• **OBJECTIVE**:
Return all of the data exactly as given.

┌──

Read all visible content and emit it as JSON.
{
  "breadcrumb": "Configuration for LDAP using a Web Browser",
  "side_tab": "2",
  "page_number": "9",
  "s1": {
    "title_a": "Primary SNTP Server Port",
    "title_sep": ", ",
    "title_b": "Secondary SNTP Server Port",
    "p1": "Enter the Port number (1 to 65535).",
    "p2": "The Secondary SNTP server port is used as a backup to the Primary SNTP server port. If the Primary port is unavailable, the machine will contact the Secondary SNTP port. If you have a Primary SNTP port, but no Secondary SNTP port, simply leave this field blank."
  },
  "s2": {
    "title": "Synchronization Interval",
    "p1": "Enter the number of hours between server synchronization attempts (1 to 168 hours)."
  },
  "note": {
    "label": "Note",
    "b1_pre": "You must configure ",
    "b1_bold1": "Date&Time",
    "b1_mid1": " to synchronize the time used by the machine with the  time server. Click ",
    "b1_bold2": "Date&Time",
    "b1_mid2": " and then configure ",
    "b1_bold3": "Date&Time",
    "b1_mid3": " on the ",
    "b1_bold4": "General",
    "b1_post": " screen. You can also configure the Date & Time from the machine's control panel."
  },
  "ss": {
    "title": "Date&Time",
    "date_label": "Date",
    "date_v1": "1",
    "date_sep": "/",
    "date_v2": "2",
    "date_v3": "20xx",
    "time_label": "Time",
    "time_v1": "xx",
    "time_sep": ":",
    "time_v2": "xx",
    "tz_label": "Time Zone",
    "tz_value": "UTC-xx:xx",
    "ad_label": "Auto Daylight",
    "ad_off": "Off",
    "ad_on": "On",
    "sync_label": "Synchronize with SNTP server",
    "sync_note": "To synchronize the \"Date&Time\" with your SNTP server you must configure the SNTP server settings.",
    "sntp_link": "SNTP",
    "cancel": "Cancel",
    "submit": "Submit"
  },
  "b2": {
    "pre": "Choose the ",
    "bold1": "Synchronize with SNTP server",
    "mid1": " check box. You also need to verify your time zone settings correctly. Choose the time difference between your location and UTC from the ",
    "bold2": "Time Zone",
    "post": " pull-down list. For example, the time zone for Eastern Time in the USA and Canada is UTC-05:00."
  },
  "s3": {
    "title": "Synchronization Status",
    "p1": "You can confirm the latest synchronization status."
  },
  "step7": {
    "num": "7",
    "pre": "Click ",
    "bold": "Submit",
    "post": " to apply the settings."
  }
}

└──

• **FULL SOLUTION**:
Read all visible content and emit it as JSON.
{
  "breadcrumb": "Configuration for LDAP using a Web Browser",
  "side_tab": "2",
  "page_number": "9",
  "s1": {
    "title_a": "Primary SNTP Server Port",
    "title_sep": ", ",
    "title_b": "Secondary SNTP Server Port",
    "p1": "Enter the Port number (1 to 65535).",
    "p2": "The Secondary SNTP server port is used as a backup to the Primary SNTP server port. If the Primary port is unavailable, the machine will contact the Secondary SNTP port. If you have a Primary SNTP port, but no Secondary SNTP port, simply leave this field blank."
  },
  "s2": {
    "title": "Synchronization Interval",
    "p1": "Enter the number of hours between server synchronization attempts (1 to 168 hours)."
  },
  "note": {
    "label": "Note",
    "b1_pre": "You must configure ",
    "b1_bold1": "Date&Time",
    "b1_mid1": " to synchronize the time used by the machine with the  time server. Click ",
    "b1_bold2": "Date&Time",
    "b1_mid2": " and then configure ",
    "b1_bold3": "Date&Time",
    "b1_mid3": " on the ",
    "b1_bold4": "General",
    "b1_post": " screen. You can also configure the Date & Time from the machine's control panel."
  },
  "ss": {
    "title": "Date&Time",
    "date_label": "Date",
    "date_v1": "1",
    "date_sep": "/",
    "date_v2": "2",
    "date_v3": "20xx",
    "time_label": "Time",
    "time_v1": "xx",
    "time_sep": ":",
    "time_v2": "xx",
    "tz_label": "Time Zone",
    "tz_value": "UTC-xx:xx",
    "ad_label": "Auto Daylight",
    "ad_off": "Off",
    "ad_on": "On",
    "sync_label": "Synchronize with SNTP server",
    "sync_note": "To synchronize the \"Date&Time\" with your SNTP server you must configure the SNTP server settings.",
    "sntp_link": "SNTP",
    "cancel": "Cancel",
    "submit": "Submit"
  },
  "b2": {
    "pre": "Choose the ",
    "bold1": "Synchronize with SNTP server",
    "mid1": " check box. You also need to verify your time zone settings correctly. Choose the time difference between your location and UTC from the ",
    "bold2": "Time Zone",
    "post": " pull-down list. For example, the time zone for Eastern Time in the USA and Canada is UTC-05:00."
  },
  "s3": {
    "title": "Synchronization Status",
    "p1": "You can confirm the latest synchronization status."
  },
  "step7": {
    "num": "7",
    "pre": "Click ",
    "bold": "Submit",
    "post": " to apply the settings."
  }
}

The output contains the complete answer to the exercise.